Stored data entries
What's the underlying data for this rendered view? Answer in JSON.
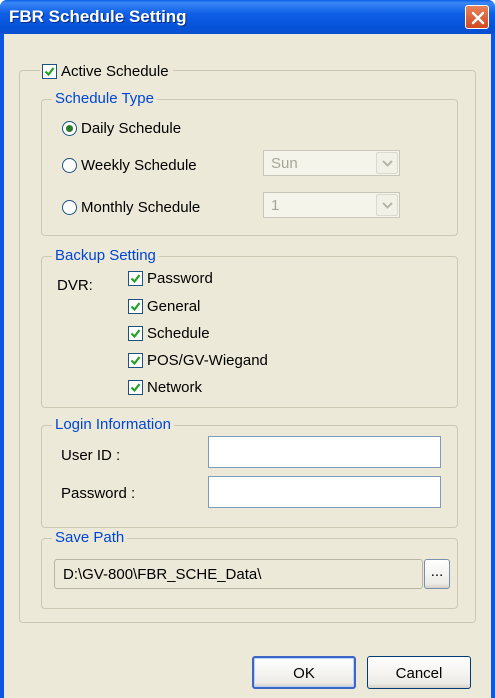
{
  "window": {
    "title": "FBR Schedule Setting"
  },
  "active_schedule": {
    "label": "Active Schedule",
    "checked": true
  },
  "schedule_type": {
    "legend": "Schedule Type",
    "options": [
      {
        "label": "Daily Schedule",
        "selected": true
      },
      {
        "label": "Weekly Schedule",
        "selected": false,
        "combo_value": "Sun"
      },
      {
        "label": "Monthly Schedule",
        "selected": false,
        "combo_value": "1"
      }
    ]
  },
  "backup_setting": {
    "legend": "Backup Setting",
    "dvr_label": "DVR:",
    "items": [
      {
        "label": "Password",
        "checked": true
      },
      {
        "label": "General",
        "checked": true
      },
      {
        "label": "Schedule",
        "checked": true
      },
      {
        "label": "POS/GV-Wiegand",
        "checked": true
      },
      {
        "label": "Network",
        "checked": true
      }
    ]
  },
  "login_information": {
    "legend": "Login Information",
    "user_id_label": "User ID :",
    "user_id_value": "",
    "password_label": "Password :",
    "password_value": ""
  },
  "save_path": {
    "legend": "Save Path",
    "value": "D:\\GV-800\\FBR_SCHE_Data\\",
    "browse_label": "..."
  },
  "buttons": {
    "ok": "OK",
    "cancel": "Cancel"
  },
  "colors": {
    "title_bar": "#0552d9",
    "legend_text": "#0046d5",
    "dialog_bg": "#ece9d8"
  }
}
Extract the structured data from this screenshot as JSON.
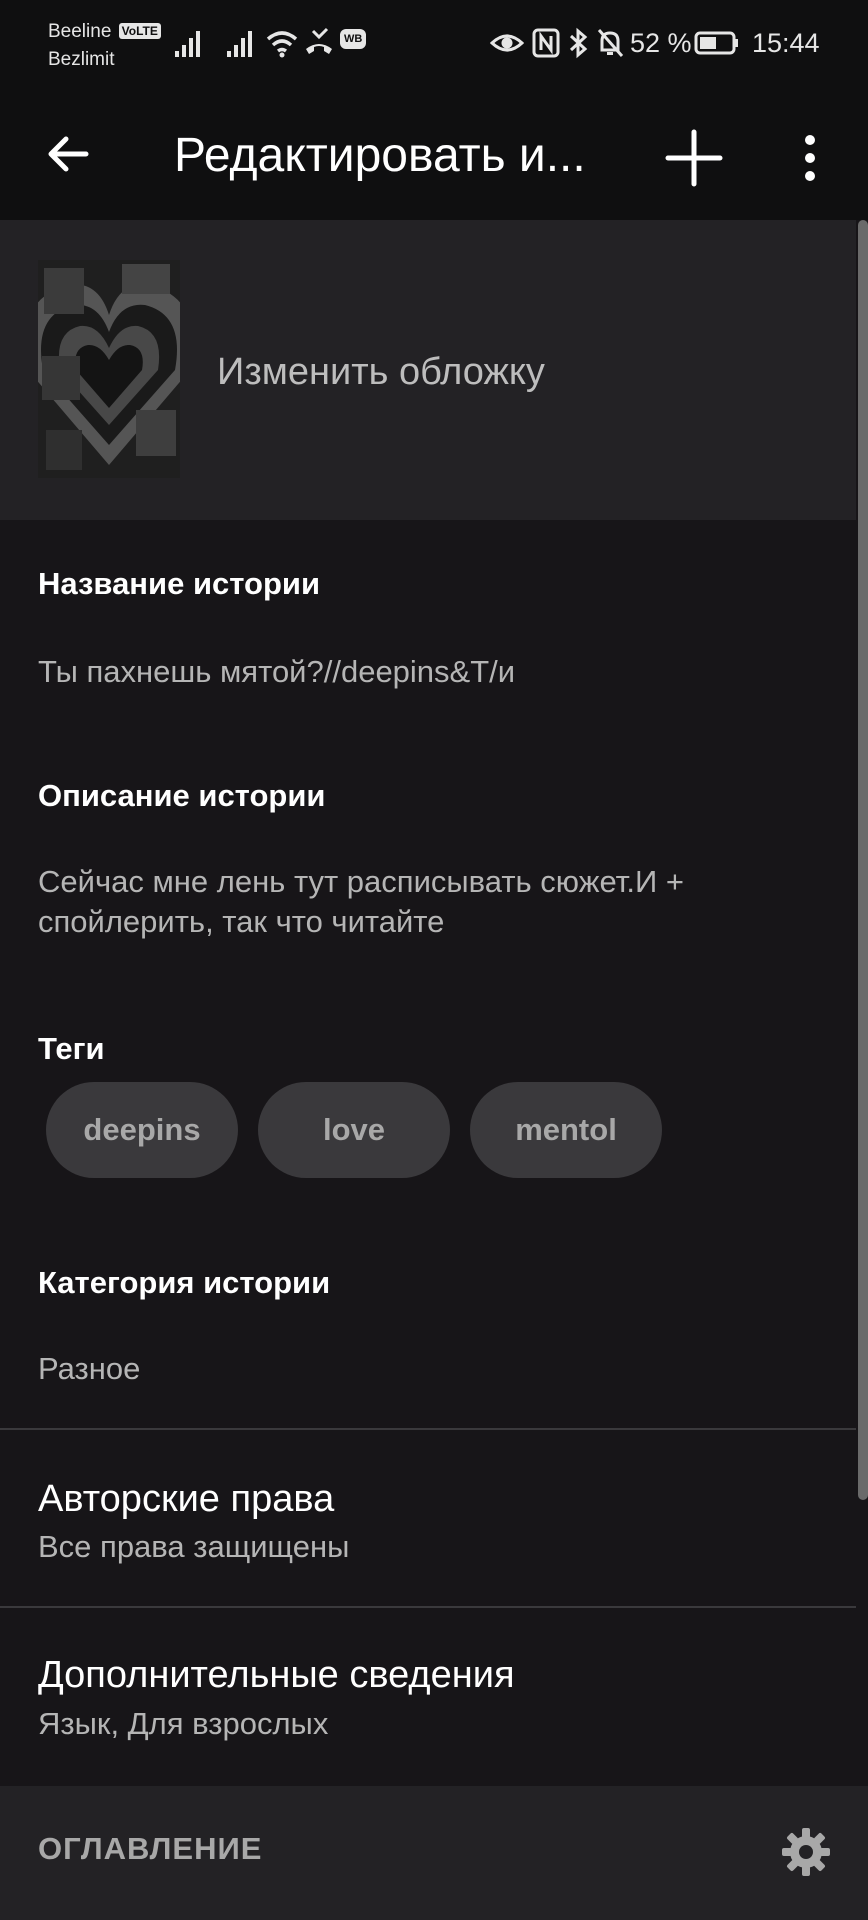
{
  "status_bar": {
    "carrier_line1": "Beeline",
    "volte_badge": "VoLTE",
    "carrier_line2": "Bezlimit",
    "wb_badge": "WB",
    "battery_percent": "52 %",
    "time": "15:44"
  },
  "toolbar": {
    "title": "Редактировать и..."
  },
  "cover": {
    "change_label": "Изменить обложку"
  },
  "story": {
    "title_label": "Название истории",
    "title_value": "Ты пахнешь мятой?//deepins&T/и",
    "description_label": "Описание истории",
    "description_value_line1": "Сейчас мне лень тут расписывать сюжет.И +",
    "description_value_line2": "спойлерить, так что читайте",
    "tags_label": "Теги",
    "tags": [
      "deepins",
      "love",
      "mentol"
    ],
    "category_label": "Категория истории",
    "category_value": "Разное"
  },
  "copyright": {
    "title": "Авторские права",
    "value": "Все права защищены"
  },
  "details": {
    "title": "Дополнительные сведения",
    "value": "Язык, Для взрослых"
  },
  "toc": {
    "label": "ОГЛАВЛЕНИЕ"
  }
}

==

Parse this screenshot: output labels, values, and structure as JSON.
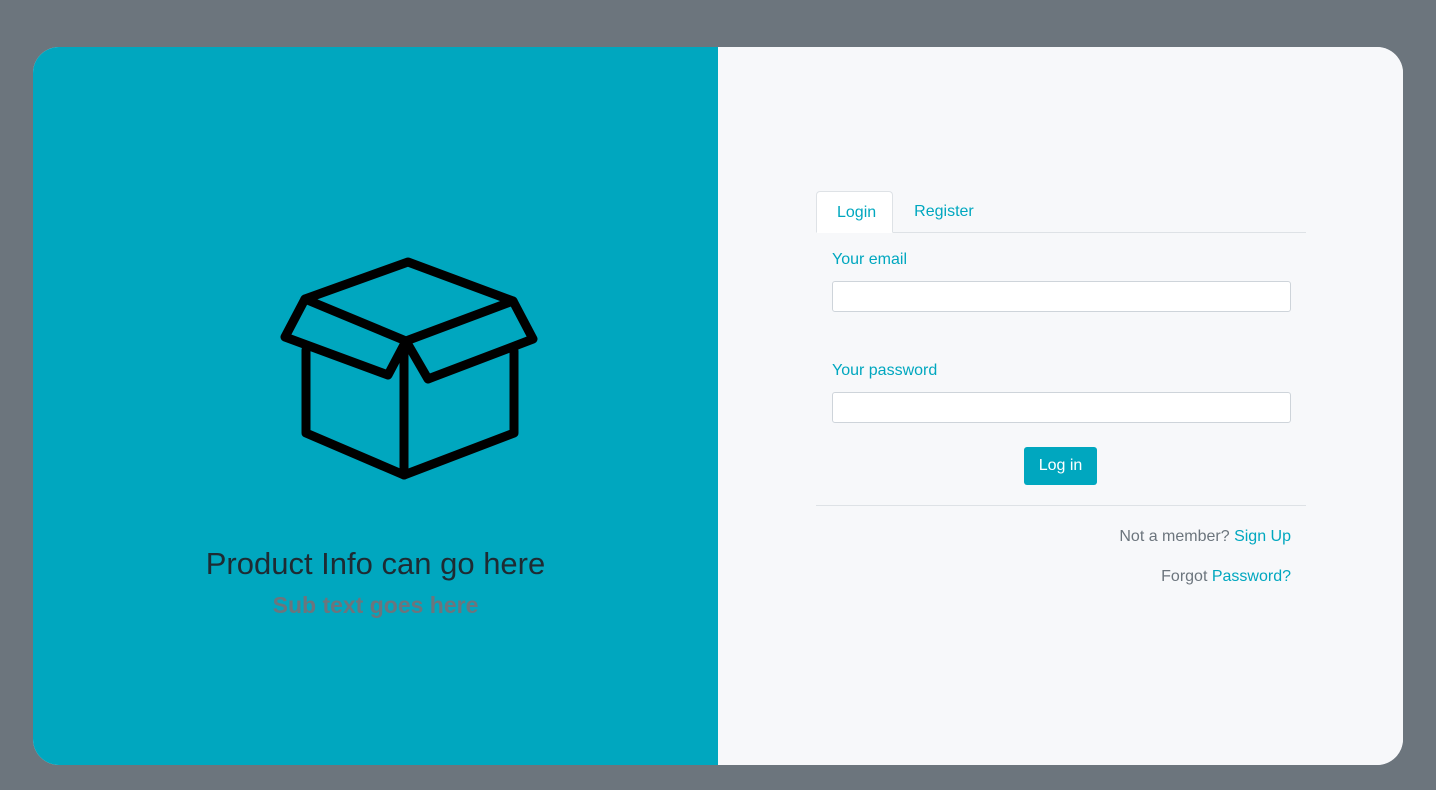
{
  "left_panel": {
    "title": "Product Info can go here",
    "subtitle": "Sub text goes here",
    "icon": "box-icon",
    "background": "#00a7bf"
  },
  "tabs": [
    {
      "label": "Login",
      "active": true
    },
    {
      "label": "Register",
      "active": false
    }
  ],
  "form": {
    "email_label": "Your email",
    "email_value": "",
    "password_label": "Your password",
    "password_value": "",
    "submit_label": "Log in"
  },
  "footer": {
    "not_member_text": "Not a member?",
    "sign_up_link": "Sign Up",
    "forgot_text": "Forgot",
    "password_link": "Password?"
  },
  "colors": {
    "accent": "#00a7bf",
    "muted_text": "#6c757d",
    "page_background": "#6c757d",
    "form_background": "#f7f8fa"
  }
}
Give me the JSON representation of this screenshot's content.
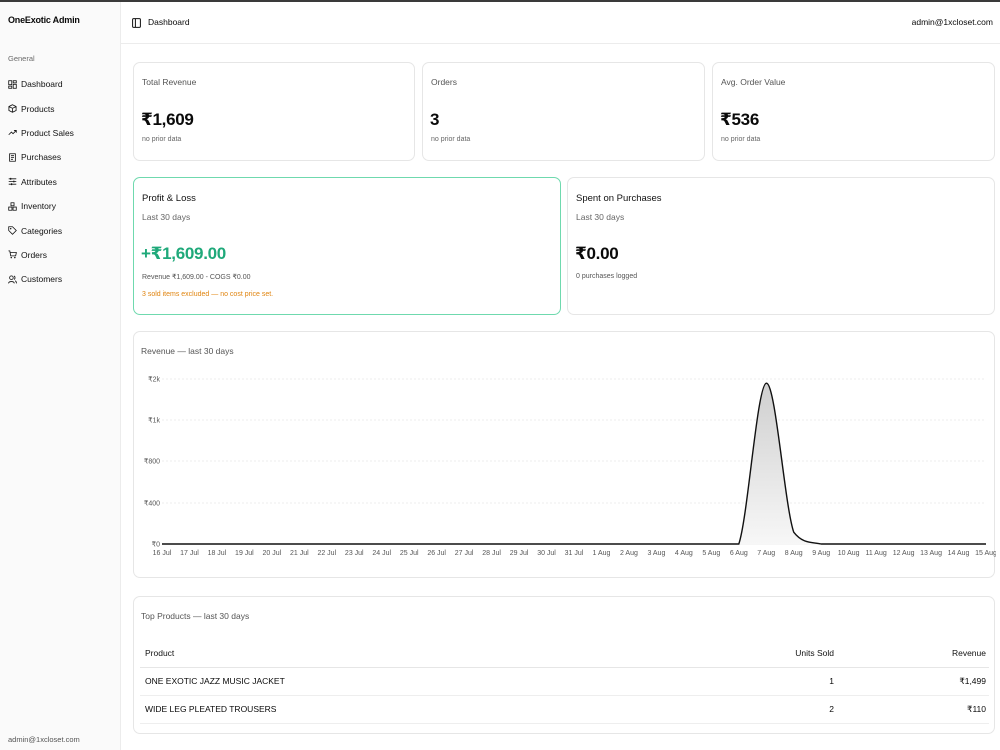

| What is asked |
Only the lines from "Parse this screenshot: output" through "Give me the" should appear in your output, copied exactly with both end lines, and with no pictures.

| Task response |
Parse this screenshot: output labels, values, and structure as JSON.
{
  "left_panel": {
    "title": "Product Info can go here",
    "subtitle": "Sub text goes here",
    "icon": "box-icon",
    "background": "#00a7bf"
  },
  "tabs": [
    {
      "label": "Login",
      "active": true
    },
    {
      "label": "Register",
      "active": false
    }
  ],
  "form": {
    "email_label": "Your email",
    "email_value": "",
    "password_label": "Your password",
    "password_value": "",
    "submit_label": "Log in"
  },
  "footer": {
    "not_member_text": "Not a member?",
    "sign_up_link": "Sign Up",
    "forgot_text": "Forgot",
    "password_link": "Password?"
  },
  "colors": {
    "accent": "#00a7bf",
    "muted_text": "#6c757d",
    "page_background": "#6c757d",
    "form_background": "#f7f8fa"
  }
}
Give me the JSON representation of this screenshot's content.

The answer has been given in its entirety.